* Begin *
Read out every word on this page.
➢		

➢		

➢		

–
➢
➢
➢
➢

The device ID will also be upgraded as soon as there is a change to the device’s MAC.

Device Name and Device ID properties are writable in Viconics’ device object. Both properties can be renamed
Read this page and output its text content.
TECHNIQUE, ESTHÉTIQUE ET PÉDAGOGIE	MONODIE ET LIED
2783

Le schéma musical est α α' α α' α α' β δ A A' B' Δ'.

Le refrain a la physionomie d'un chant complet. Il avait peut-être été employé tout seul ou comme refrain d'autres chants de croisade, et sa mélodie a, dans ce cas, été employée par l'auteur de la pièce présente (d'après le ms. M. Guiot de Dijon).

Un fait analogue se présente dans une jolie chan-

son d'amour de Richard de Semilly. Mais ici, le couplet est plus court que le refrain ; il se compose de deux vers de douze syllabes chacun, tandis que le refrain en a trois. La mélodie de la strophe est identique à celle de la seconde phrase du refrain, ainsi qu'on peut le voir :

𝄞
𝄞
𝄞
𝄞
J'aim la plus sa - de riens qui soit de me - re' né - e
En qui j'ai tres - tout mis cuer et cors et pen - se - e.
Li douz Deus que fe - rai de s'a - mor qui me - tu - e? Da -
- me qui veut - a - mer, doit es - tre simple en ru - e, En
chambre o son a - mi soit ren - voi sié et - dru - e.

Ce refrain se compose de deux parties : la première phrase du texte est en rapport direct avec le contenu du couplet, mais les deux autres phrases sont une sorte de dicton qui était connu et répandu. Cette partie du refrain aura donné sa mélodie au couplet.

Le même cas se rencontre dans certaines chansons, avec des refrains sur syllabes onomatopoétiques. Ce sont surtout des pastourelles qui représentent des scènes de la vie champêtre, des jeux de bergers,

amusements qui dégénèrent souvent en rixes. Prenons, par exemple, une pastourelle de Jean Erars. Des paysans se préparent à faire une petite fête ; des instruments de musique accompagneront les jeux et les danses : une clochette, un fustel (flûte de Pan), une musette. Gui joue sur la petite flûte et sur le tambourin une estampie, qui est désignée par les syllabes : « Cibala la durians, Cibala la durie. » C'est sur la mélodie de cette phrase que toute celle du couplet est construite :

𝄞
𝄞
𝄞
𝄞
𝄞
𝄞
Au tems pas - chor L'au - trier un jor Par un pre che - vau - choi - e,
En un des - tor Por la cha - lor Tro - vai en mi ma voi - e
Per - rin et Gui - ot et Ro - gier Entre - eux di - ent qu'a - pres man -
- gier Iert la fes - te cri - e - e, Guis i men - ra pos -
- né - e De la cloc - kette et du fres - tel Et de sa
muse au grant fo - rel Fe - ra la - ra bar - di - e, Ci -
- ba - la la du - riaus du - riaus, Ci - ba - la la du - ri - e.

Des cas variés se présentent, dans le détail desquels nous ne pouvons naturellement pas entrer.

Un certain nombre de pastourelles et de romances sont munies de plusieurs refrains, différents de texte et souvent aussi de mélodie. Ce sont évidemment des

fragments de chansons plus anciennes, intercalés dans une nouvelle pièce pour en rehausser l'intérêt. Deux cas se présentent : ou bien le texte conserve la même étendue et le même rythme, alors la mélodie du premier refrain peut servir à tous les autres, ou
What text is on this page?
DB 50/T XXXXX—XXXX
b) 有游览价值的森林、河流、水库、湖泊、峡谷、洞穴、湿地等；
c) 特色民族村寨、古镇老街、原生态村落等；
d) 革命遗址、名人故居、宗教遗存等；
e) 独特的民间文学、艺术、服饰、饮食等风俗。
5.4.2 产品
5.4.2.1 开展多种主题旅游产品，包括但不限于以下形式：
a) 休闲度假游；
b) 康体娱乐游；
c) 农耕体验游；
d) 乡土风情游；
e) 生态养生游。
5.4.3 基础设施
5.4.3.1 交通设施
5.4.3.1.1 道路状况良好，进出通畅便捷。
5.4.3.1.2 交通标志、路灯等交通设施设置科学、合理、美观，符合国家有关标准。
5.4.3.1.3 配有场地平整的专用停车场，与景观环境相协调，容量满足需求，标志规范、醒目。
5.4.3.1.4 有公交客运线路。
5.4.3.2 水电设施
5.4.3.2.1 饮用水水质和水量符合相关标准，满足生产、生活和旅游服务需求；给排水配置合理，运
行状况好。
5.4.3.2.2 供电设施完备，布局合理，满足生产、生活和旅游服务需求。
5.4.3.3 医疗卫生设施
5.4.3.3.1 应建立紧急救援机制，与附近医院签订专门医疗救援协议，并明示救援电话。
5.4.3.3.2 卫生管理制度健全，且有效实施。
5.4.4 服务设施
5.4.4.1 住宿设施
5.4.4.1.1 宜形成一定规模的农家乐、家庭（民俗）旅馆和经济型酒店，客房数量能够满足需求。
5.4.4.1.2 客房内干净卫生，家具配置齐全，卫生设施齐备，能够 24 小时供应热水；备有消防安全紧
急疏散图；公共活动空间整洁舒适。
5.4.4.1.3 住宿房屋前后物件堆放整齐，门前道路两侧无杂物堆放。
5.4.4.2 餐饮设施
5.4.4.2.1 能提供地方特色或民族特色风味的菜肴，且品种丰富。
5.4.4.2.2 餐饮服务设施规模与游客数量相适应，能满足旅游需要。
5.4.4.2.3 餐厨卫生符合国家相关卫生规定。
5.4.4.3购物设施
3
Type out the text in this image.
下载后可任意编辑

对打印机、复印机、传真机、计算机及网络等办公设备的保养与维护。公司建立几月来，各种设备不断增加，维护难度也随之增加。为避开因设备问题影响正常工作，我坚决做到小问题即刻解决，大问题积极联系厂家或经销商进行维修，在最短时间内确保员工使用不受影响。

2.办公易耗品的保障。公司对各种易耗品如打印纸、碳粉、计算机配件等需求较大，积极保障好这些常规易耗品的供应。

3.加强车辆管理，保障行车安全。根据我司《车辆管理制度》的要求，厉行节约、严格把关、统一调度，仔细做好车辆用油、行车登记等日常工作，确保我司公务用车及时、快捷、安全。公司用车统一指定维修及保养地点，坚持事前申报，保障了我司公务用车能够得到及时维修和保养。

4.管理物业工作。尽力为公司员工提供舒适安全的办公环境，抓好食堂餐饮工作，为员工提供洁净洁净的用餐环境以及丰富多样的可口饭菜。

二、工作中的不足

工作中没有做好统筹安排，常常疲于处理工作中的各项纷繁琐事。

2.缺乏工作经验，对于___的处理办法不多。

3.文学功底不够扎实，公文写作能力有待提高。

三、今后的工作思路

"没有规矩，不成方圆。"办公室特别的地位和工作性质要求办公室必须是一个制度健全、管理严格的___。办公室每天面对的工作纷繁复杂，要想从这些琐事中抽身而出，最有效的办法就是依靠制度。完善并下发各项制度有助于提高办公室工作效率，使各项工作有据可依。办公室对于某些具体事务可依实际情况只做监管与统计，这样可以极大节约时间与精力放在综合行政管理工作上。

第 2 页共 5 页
* End *
- **Task instructions**: Each entry above is to be printed again exactly.

- **Solution to the exercise**:
Read out every word on this page.
➢		

➢		

➢		

–
➢
➢
➢
➢

The device ID will also be upgraded as soon as there is a change to the device’s MAC.

Device Name and Device ID properties are writable in Viconics’ device object. Both properties can be renamed
Read this page and output its text content.
TECHNIQUE, ESTHÉTIQUE ET PÉDAGOGIE	MONODIE ET LIED
2783

Le schéma musical est α α' α α' α α' β δ A A' B' Δ'.

Le refrain a la physionomie d'un chant complet. Il avait peut-être été employé tout seul ou comme refrain d'autres chants de croisade, et sa mélodie a, dans ce cas, été employée par l'auteur de la pièce présente (d'après le ms. M. Guiot de Dijon).

Un fait analogue se présente dans une jolie chan-

son d'amour de Richard de Semilly. Mais ici, le couplet est plus court que le refrain ; il se compose de deux vers de douze syllabes chacun, tandis que le refrain en a trois. La mélodie de la strophe est identique à celle de la seconde phrase du refrain, ainsi qu'on peut le voir :

𝄞
𝄞
𝄞
𝄞
J'aim la plus sa - de riens qui soit de me - re' né - e
En qui j'ai tres - tout mis cuer et cors et pen - se - e.
Li douz Deus que fe - rai de s'a - mor qui me - tu - e? Da -
- me qui veut - a - mer, doit es - tre simple en ru - e, En
chambre o son a - mi soit ren - voi sié et - dru - e.

Ce refrain se compose de deux parties : la première phrase du texte est en rapport direct avec le contenu du couplet, mais les deux autres phrases sont une sorte de dicton qui était connu et répandu. Cette partie du refrain aura donné sa mélodie au couplet.

Le même cas se rencontre dans certaines chansons, avec des refrains sur syllabes onomatopoétiques. Ce sont surtout des pastourelles qui représentent des scènes de la vie champêtre, des jeux de bergers,

amusements qui dégénèrent souvent en rixes. Prenons, par exemple, une pastourelle de Jean Erars. Des paysans se préparent à faire une petite fête ; des instruments de musique accompagneront les jeux et les danses : une clochette, un fustel (flûte de Pan), une musette. Gui joue sur la petite flûte et sur le tambourin une estampie, qui est désignée par les syllabes : « Cibala la durians, Cibala la durie. » C'est sur la mélodie de cette phrase que toute celle du couplet est construite :

𝄞
𝄞
𝄞
𝄞
𝄞
𝄞
Au tems pas - chor L'au - trier un jor Par un pre che - vau - choi - e,
En un des - tor Por la cha - lor Tro - vai en mi ma voi - e
Per - rin et Gui - ot et Ro - gier Entre - eux di - ent qu'a - pres man -
- gier Iert la fes - te cri - e - e, Guis i men - ra pos -
- né - e De la cloc - kette et du fres - tel Et de sa
muse au grant fo - rel Fe - ra la - ra bar - di - e, Ci -
- ba - la la du - riaus du - riaus, Ci - ba - la la du - ri - e.

Des cas variés se présentent, dans le détail desquels nous ne pouvons naturellement pas entrer.

Un certain nombre de pastourelles et de romances sont munies de plusieurs refrains, différents de texte et souvent aussi de mélodie. Ce sont évidemment des

fragments de chansons plus anciennes, intercalés dans une nouvelle pièce pour en rehausser l'intérêt. Deux cas se présentent : ou bien le texte conserve la même étendue et le même rythme, alors la mélodie du premier refrain peut servir à tous les autres, ou
What text is on this page?
DB 50/T XXXXX—XXXX
b) 有游览价值的森林、河流、水库、湖泊、峡谷、洞穴、湿地等；
c) 特色民族村寨、古镇老街、原生态村落等；
d) 革命遗址、名人故居、宗教遗存等；
e) 独特的民间文学、艺术、服饰、饮食等风俗。
5.4.2 产品
5.4.2.1 开展多种主题旅游产品，包括但不限于以下形式：
a) 休闲度假游；
b) 康体娱乐游；
c) 农耕体验游；
d) 乡土风情游；
e) 生态养生游。
5.4.3 基础设施
5.4.3.1 交通设施
5.4.3.1.1 道路状况良好，进出通畅便捷。
5.4.3.1.2 交通标志、路灯等交通设施设置科学、合理、美观，符合国家有关标准。
5.4.3.1.3 配有场地平整的专用停车场，与景观环境相协调，容量满足需求，标志规范、醒目。
5.4.3.1.4 有公交客运线路。
5.4.3.2 水电设施
5.4.3.2.1 饮用水水质和水量符合相关标准，满足生产、生活和旅游服务需求；给排水配置合理，运
行状况好。
5.4.3.2.2 供电设施完备，布局合理，满足生产、生活和旅游服务需求。
5.4.3.3 医疗卫生设施
5.4.3.3.1 应建立紧急救援机制，与附近医院签订专门医疗救援协议，并明示救援电话。
5.4.3.3.2 卫生管理制度健全，且有效实施。
5.4.4 服务设施
5.4.4.1 住宿设施
5.4.4.1.1 宜形成一定规模的农家乐、家庭（民俗）旅馆和经济型酒店，客房数量能够满足需求。
5.4.4.1.2 客房内干净卫生，家具配置齐全，卫生设施齐备，能够 24 小时供应热水；备有消防安全紧
急疏散图；公共活动空间整洁舒适。
5.4.4.1.3 住宿房屋前后物件堆放整齐，门前道路两侧无杂物堆放。
5.4.4.2 餐饮设施
5.4.4.2.1 能提供地方特色或民族特色风味的菜肴，且品种丰富。
5.4.4.2.2 餐饮服务设施规模与游客数量相适应，能满足旅游需要。
5.4.4.2.3 餐厨卫生符合国家相关卫生规定。
5.4.4.3购物设施
3
Type out the text in this image.
下载后可任意编辑

对打印机、复印机、传真机、计算机及网络等办公设备的保养与维护。公司建立几月来，各种设备不断增加，维护难度也随之增加。为避开因设备问题影响正常工作，我坚决做到小问题即刻解决，大问题积极联系厂家或经销商进行维修，在最短时间内确保员工使用不受影响。

2.办公易耗品的保障。公司对各种易耗品如打印纸、碳粉、计算机配件等需求较大，积极保障好这些常规易耗品的供应。

3.加强车辆管理，保障行车安全。根据我司《车辆管理制度》的要求，厉行节约、严格把关、统一调度，仔细做好车辆用油、行车登记等日常工作，确保我司公务用车及时、快捷、安全。公司用车统一指定维修及保养地点，坚持事前申报，保障了我司公务用车能够得到及时维修和保养。

4.管理物业工作。尽力为公司员工提供舒适安全的办公环境，抓好食堂餐饮工作，为员工提供洁净洁净的用餐环境以及丰富多样的可口饭菜。

二、工作中的不足

工作中没有做好统筹安排，常常疲于处理工作中的各项纷繁琐事。

2.缺乏工作经验，对于___的处理办法不多。

3.文学功底不够扎实，公文写作能力有待提高。

三、今后的工作思路

"没有规矩，不成方圆。"办公室特别的地位和工作性质要求办公室必须是一个制度健全、管理严格的___。办公室每天面对的工作纷繁复杂，要想从这些琐事中抽身而出，最有效的办法就是依靠制度。完善并下发各项制度有助于提高办公室工作效率，使各项工作有据可依。办公室对于某些具体事务可依实际情况只做监管与统计，这样可以极大节约时间与精力放在综合行政管理工作上。

第 2 页共 5 页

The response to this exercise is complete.